Images appear in the records below; leave them out and repeat everything else exactly.

- LISTED ENTRIES

— begin —

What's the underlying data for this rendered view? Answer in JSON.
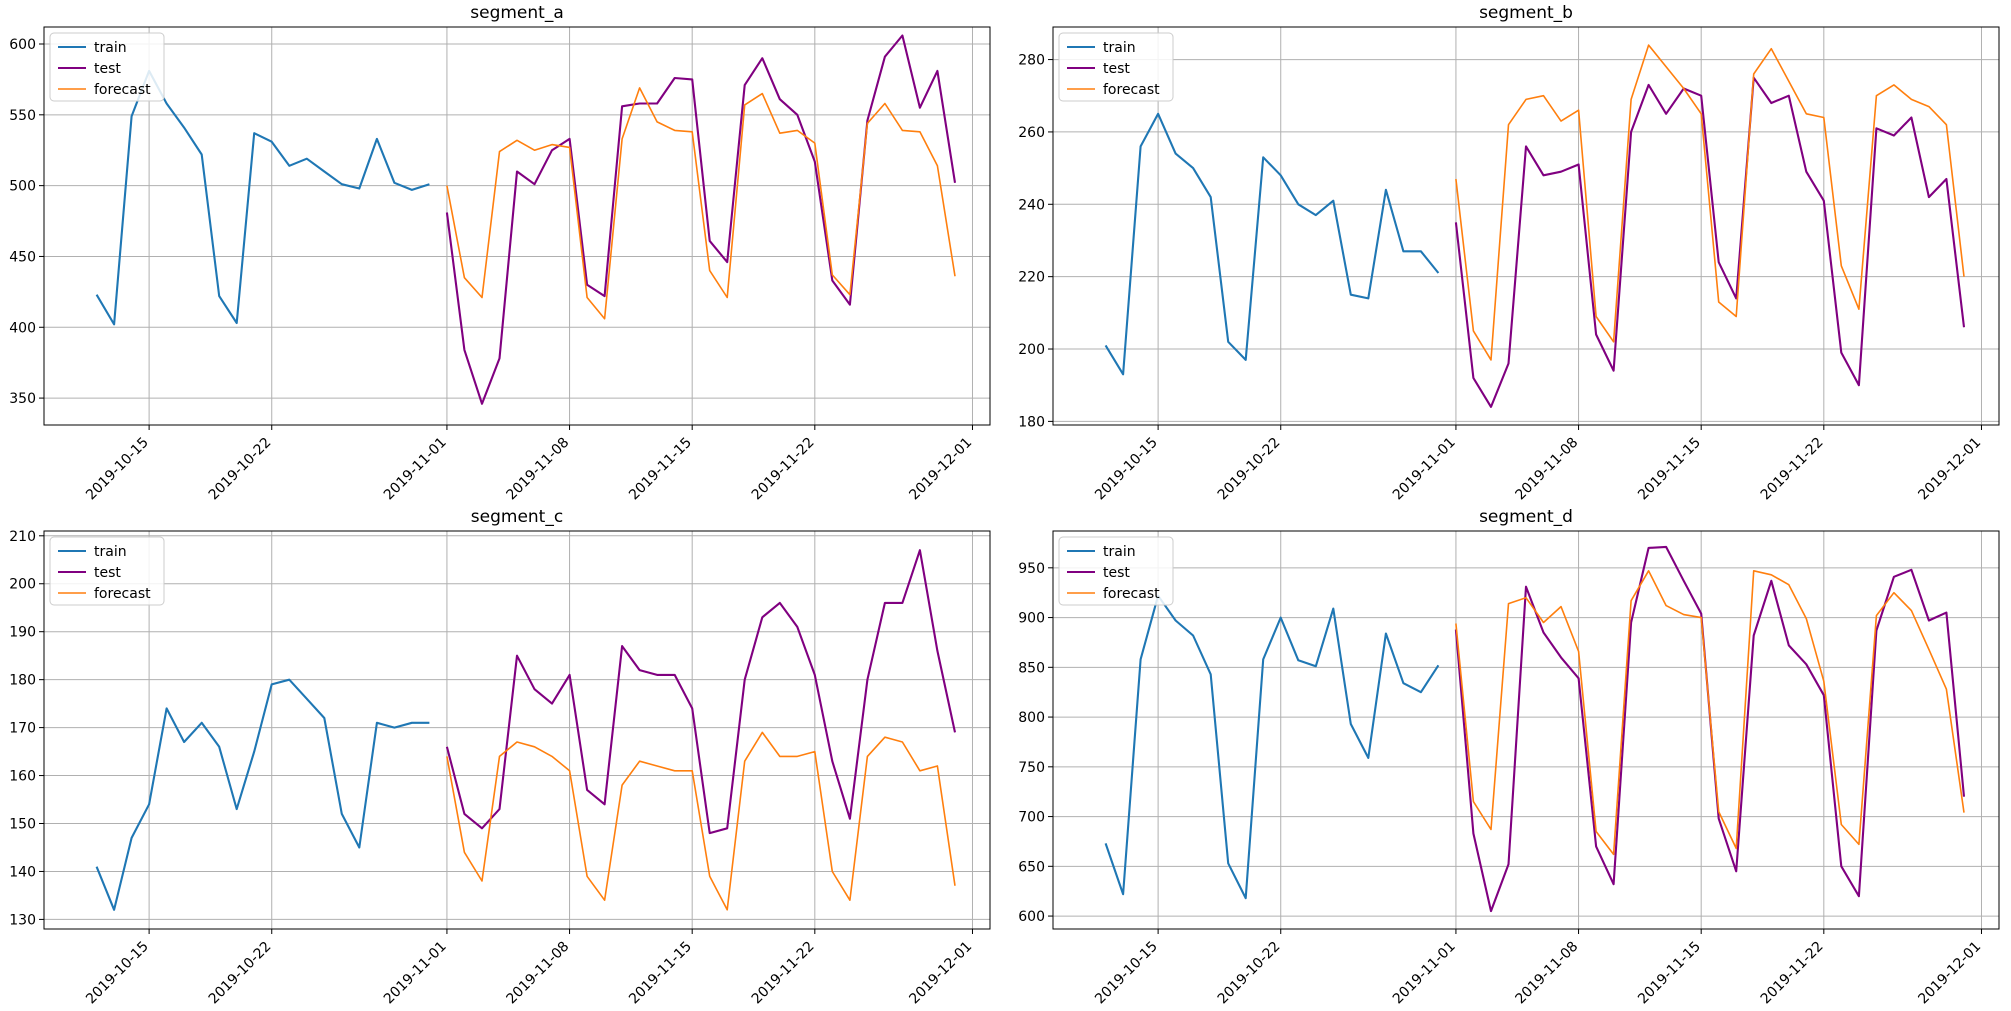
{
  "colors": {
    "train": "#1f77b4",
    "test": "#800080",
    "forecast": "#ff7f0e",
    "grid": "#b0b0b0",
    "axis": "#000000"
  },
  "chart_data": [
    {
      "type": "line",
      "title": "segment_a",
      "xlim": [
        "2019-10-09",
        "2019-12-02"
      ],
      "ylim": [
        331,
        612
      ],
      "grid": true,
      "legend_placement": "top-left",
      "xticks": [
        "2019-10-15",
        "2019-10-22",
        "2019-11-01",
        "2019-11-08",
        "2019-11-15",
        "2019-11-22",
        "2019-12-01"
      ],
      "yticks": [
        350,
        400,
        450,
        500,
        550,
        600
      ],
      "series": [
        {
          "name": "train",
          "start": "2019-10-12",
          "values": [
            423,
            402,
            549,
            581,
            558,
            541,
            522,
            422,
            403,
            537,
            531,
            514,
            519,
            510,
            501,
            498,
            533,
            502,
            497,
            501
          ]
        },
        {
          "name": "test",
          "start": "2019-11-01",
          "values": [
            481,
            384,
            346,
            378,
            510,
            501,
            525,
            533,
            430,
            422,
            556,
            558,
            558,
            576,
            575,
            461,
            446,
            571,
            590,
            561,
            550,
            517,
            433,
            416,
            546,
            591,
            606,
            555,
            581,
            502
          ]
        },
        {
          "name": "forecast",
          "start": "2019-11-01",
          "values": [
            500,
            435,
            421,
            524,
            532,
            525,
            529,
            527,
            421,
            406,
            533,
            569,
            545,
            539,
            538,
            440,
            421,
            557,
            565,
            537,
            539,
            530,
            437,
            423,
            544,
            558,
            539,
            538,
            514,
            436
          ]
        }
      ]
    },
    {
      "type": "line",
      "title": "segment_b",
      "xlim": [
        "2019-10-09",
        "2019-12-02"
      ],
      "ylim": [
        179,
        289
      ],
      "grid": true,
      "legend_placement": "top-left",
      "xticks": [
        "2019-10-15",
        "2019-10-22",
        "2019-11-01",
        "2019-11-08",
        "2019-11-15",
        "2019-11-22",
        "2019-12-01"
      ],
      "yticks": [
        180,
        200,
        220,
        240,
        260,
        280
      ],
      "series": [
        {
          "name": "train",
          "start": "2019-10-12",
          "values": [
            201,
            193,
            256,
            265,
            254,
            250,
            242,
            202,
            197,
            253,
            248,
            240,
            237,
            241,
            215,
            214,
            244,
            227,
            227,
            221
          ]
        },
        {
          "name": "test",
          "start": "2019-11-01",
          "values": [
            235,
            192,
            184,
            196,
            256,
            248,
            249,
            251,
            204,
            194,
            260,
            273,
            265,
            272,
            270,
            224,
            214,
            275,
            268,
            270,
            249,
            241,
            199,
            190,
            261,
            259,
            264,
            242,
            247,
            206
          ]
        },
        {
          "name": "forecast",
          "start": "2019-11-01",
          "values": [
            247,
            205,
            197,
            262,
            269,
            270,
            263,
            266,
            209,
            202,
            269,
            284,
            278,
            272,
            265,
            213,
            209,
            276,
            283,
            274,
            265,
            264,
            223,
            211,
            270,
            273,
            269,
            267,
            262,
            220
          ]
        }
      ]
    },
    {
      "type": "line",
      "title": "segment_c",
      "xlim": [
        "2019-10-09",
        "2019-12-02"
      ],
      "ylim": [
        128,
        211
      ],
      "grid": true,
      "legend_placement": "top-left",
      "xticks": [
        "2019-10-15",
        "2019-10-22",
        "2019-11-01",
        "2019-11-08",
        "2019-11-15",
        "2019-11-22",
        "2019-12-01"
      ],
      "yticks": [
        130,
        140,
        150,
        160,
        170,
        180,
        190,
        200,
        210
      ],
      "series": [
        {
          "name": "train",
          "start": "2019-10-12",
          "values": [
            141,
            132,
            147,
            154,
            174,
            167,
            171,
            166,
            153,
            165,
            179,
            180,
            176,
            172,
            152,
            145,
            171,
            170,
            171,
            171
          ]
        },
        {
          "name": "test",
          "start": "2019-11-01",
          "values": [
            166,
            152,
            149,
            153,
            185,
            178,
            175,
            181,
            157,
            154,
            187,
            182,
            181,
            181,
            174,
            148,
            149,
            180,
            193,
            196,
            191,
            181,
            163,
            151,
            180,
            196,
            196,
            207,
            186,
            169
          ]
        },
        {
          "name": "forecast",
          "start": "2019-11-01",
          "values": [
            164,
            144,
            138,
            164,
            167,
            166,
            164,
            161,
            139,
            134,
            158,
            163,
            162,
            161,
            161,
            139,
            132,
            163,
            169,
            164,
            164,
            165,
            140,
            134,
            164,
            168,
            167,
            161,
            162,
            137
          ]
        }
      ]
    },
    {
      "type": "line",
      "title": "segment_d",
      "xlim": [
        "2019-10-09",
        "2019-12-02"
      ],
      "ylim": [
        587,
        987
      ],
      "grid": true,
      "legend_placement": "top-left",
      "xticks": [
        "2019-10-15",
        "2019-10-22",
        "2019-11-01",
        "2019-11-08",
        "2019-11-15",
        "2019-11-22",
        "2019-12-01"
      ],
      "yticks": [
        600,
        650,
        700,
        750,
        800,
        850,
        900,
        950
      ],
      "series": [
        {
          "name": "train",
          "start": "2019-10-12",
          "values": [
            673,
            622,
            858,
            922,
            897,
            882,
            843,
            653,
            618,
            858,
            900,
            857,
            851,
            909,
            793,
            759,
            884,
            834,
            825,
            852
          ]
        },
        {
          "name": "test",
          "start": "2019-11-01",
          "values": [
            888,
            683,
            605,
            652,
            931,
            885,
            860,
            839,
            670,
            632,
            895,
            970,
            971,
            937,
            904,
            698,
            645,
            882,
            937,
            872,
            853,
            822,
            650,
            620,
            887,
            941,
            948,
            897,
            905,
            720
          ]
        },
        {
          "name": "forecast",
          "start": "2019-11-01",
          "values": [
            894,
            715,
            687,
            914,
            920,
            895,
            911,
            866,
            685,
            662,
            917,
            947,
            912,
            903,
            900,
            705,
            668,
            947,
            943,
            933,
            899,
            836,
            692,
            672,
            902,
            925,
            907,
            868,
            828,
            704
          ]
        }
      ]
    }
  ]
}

— end —

- RESPONSE BELOW
What's the underlying data for this rendered view? Answer in JSON.
{
  "colors": {
    "train": "#1f77b4",
    "test": "#800080",
    "forecast": "#ff7f0e",
    "grid": "#b0b0b0",
    "axis": "#000000"
  },
  "chart_data": [
    {
      "type": "line",
      "title": "segment_a",
      "xlim": [
        "2019-10-09",
        "2019-12-02"
      ],
      "ylim": [
        331,
        612
      ],
      "grid": true,
      "legend_placement": "top-left",
      "xticks": [
        "2019-10-15",
        "2019-10-22",
        "2019-11-01",
        "2019-11-08",
        "2019-11-15",
        "2019-11-22",
        "2019-12-01"
      ],
      "yticks": [
        350,
        400,
        450,
        500,
        550,
        600
      ],
      "series": [
        {
          "name": "train",
          "start": "2019-10-12",
          "values": [
            423,
            402,
            549,
            581,
            558,
            541,
            522,
            422,
            403,
            537,
            531,
            514,
            519,
            510,
            501,
            498,
            533,
            502,
            497,
            501
          ]
        },
        {
          "name": "test",
          "start": "2019-11-01",
          "values": [
            481,
            384,
            346,
            378,
            510,
            501,
            525,
            533,
            430,
            422,
            556,
            558,
            558,
            576,
            575,
            461,
            446,
            571,
            590,
            561,
            550,
            517,
            433,
            416,
            546,
            591,
            606,
            555,
            581,
            502
          ]
        },
        {
          "name": "forecast",
          "start": "2019-11-01",
          "values": [
            500,
            435,
            421,
            524,
            532,
            525,
            529,
            527,
            421,
            406,
            533,
            569,
            545,
            539,
            538,
            440,
            421,
            557,
            565,
            537,
            539,
            530,
            437,
            423,
            544,
            558,
            539,
            538,
            514,
            436
          ]
        }
      ]
    },
    {
      "type": "line",
      "title": "segment_b",
      "xlim": [
        "2019-10-09",
        "2019-12-02"
      ],
      "ylim": [
        179,
        289
      ],
      "grid": true,
      "legend_placement": "top-left",
      "xticks": [
        "2019-10-15",
        "2019-10-22",
        "2019-11-01",
        "2019-11-08",
        "2019-11-15",
        "2019-11-22",
        "2019-12-01"
      ],
      "yticks": [
        180,
        200,
        220,
        240,
        260,
        280
      ],
      "series": [
        {
          "name": "train",
          "start": "2019-10-12",
          "values": [
            201,
            193,
            256,
            265,
            254,
            250,
            242,
            202,
            197,
            253,
            248,
            240,
            237,
            241,
            215,
            214,
            244,
            227,
            227,
            221
          ]
        },
        {
          "name": "test",
          "start": "2019-11-01",
          "values": [
            235,
            192,
            184,
            196,
            256,
            248,
            249,
            251,
            204,
            194,
            260,
            273,
            265,
            272,
            270,
            224,
            214,
            275,
            268,
            270,
            249,
            241,
            199,
            190,
            261,
            259,
            264,
            242,
            247,
            206
          ]
        },
        {
          "name": "forecast",
          "start": "2019-11-01",
          "values": [
            247,
            205,
            197,
            262,
            269,
            270,
            263,
            266,
            209,
            202,
            269,
            284,
            278,
            272,
            265,
            213,
            209,
            276,
            283,
            274,
            265,
            264,
            223,
            211,
            270,
            273,
            269,
            267,
            262,
            220
          ]
        }
      ]
    },
    {
      "type": "line",
      "title": "segment_c",
      "xlim": [
        "2019-10-09",
        "2019-12-02"
      ],
      "ylim": [
        128,
        211
      ],
      "grid": true,
      "legend_placement": "top-left",
      "xticks": [
        "2019-10-15",
        "2019-10-22",
        "2019-11-01",
        "2019-11-08",
        "2019-11-15",
        "2019-11-22",
        "2019-12-01"
      ],
      "yticks": [
        130,
        140,
        150,
        160,
        170,
        180,
        190,
        200,
        210
      ],
      "series": [
        {
          "name": "train",
          "start": "2019-10-12",
          "values": [
            141,
            132,
            147,
            154,
            174,
            167,
            171,
            166,
            153,
            165,
            179,
            180,
            176,
            172,
            152,
            145,
            171,
            170,
            171,
            171
          ]
        },
        {
          "name": "test",
          "start": "2019-11-01",
          "values": [
            166,
            152,
            149,
            153,
            185,
            178,
            175,
            181,
            157,
            154,
            187,
            182,
            181,
            181,
            174,
            148,
            149,
            180,
            193,
            196,
            191,
            181,
            163,
            151,
            180,
            196,
            196,
            207,
            186,
            169
          ]
        },
        {
          "name": "forecast",
          "start": "2019-11-01",
          "values": [
            164,
            144,
            138,
            164,
            167,
            166,
            164,
            161,
            139,
            134,
            158,
            163,
            162,
            161,
            161,
            139,
            132,
            163,
            169,
            164,
            164,
            165,
            140,
            134,
            164,
            168,
            167,
            161,
            162,
            137
          ]
        }
      ]
    },
    {
      "type": "line",
      "title": "segment_d",
      "xlim": [
        "2019-10-09",
        "2019-12-02"
      ],
      "ylim": [
        587,
        987
      ],
      "grid": true,
      "legend_placement": "top-left",
      "xticks": [
        "2019-10-15",
        "2019-10-22",
        "2019-11-01",
        "2019-11-08",
        "2019-11-15",
        "2019-11-22",
        "2019-12-01"
      ],
      "yticks": [
        600,
        650,
        700,
        750,
        800,
        850,
        900,
        950
      ],
      "series": [
        {
          "name": "train",
          "start": "2019-10-12",
          "values": [
            673,
            622,
            858,
            922,
            897,
            882,
            843,
            653,
            618,
            858,
            900,
            857,
            851,
            909,
            793,
            759,
            884,
            834,
            825,
            852
          ]
        },
        {
          "name": "test",
          "start": "2019-11-01",
          "values": [
            888,
            683,
            605,
            652,
            931,
            885,
            860,
            839,
            670,
            632,
            895,
            970,
            971,
            937,
            904,
            698,
            645,
            882,
            937,
            872,
            853,
            822,
            650,
            620,
            887,
            941,
            948,
            897,
            905,
            720
          ]
        },
        {
          "name": "forecast",
          "start": "2019-11-01",
          "values": [
            894,
            715,
            687,
            914,
            920,
            895,
            911,
            866,
            685,
            662,
            917,
            947,
            912,
            903,
            900,
            705,
            668,
            947,
            943,
            933,
            899,
            836,
            692,
            672,
            902,
            925,
            907,
            868,
            828,
            704
          ]
        }
      ]
    }
  ]
}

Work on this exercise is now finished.